(Records that describe figures)
>> Start

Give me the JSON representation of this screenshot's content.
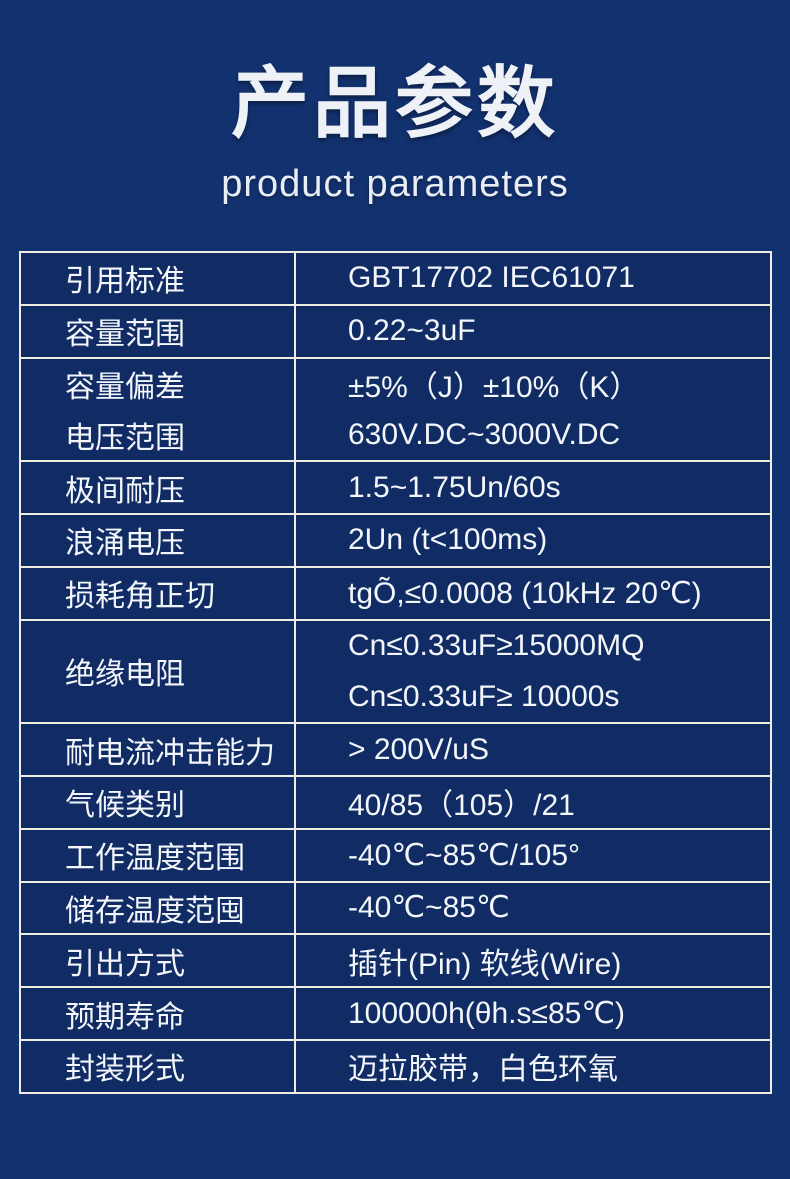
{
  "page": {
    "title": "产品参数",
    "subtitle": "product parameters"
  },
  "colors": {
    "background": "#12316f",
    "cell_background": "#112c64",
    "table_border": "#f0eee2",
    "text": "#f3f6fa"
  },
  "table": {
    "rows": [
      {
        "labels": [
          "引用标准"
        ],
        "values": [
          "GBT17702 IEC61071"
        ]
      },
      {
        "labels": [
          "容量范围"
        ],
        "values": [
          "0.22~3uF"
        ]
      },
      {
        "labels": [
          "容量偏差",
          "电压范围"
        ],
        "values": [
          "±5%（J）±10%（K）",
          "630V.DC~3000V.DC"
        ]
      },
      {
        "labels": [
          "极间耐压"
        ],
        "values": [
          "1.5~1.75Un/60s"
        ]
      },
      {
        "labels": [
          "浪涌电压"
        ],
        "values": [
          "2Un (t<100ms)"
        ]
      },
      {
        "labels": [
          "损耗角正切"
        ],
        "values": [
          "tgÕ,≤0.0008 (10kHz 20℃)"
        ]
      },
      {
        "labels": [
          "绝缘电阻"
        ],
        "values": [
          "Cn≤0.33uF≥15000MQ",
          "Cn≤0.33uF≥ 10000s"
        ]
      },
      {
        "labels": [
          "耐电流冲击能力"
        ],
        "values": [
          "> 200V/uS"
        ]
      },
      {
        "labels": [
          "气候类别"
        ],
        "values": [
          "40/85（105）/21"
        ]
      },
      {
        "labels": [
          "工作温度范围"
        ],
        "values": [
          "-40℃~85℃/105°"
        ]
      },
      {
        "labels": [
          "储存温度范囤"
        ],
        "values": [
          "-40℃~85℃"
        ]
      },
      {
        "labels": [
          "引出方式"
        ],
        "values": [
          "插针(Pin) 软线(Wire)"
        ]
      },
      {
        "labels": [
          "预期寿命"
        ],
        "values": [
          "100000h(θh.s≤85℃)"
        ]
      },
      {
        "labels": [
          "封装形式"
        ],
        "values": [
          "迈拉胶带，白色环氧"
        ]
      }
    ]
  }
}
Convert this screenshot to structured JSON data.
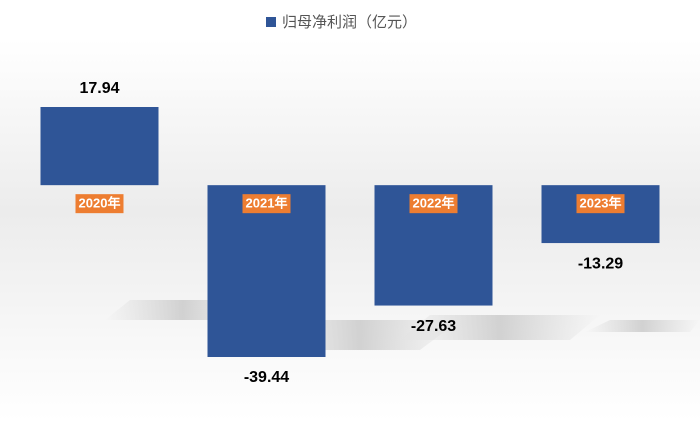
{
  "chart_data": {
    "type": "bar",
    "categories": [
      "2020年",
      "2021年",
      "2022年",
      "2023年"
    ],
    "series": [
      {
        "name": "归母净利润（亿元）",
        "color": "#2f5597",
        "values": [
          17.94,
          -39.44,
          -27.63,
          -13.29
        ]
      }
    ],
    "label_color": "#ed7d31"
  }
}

>> End

What this task involves: Retype each entry precisely. Skip images entirely.

Exercise response:
Give me the JSON representation of this screenshot's content.
{
  "page": {
    "title": "产品参数",
    "subtitle": "product parameters"
  },
  "colors": {
    "background": "#12316f",
    "cell_background": "#112c64",
    "table_border": "#f0eee2",
    "text": "#f3f6fa"
  },
  "table": {
    "rows": [
      {
        "labels": [
          "引用标准"
        ],
        "values": [
          "GBT17702 IEC61071"
        ]
      },
      {
        "labels": [
          "容量范围"
        ],
        "values": [
          "0.22~3uF"
        ]
      },
      {
        "labels": [
          "容量偏差",
          "电压范围"
        ],
        "values": [
          "±5%（J）±10%（K）",
          "630V.DC~3000V.DC"
        ]
      },
      {
        "labels": [
          "极间耐压"
        ],
        "values": [
          "1.5~1.75Un/60s"
        ]
      },
      {
        "labels": [
          "浪涌电压"
        ],
        "values": [
          "2Un (t<100ms)"
        ]
      },
      {
        "labels": [
          "损耗角正切"
        ],
        "values": [
          "tgÕ,≤0.0008 (10kHz 20℃)"
        ]
      },
      {
        "labels": [
          "绝缘电阻"
        ],
        "values": [
          "Cn≤0.33uF≥15000MQ",
          "Cn≤0.33uF≥ 10000s"
        ]
      },
      {
        "labels": [
          "耐电流冲击能力"
        ],
        "values": [
          "> 200V/uS"
        ]
      },
      {
        "labels": [
          "气候类别"
        ],
        "values": [
          "40/85（105）/21"
        ]
      },
      {
        "labels": [
          "工作温度范围"
        ],
        "values": [
          "-40℃~85℃/105°"
        ]
      },
      {
        "labels": [
          "储存温度范囤"
        ],
        "values": [
          "-40℃~85℃"
        ]
      },
      {
        "labels": [
          "引出方式"
        ],
        "values": [
          "插针(Pin) 软线(Wire)"
        ]
      },
      {
        "labels": [
          "预期寿命"
        ],
        "values": [
          "100000h(θh.s≤85℃)"
        ]
      },
      {
        "labels": [
          "封装形式"
        ],
        "values": [
          "迈拉胶带，白色环氧"
        ]
      }
    ]
  }
}
Convert this screenshot to structured JSON data.
{
  "chart_data": {
    "type": "bar",
    "categories": [
      "2020年",
      "2021年",
      "2022年",
      "2023年"
    ],
    "series": [
      {
        "name": "归母净利润（亿元）",
        "color": "#2f5597",
        "values": [
          17.94,
          -39.44,
          -27.63,
          -13.29
        ]
      }
    ],
    "label_color": "#ed7d31"
  }
}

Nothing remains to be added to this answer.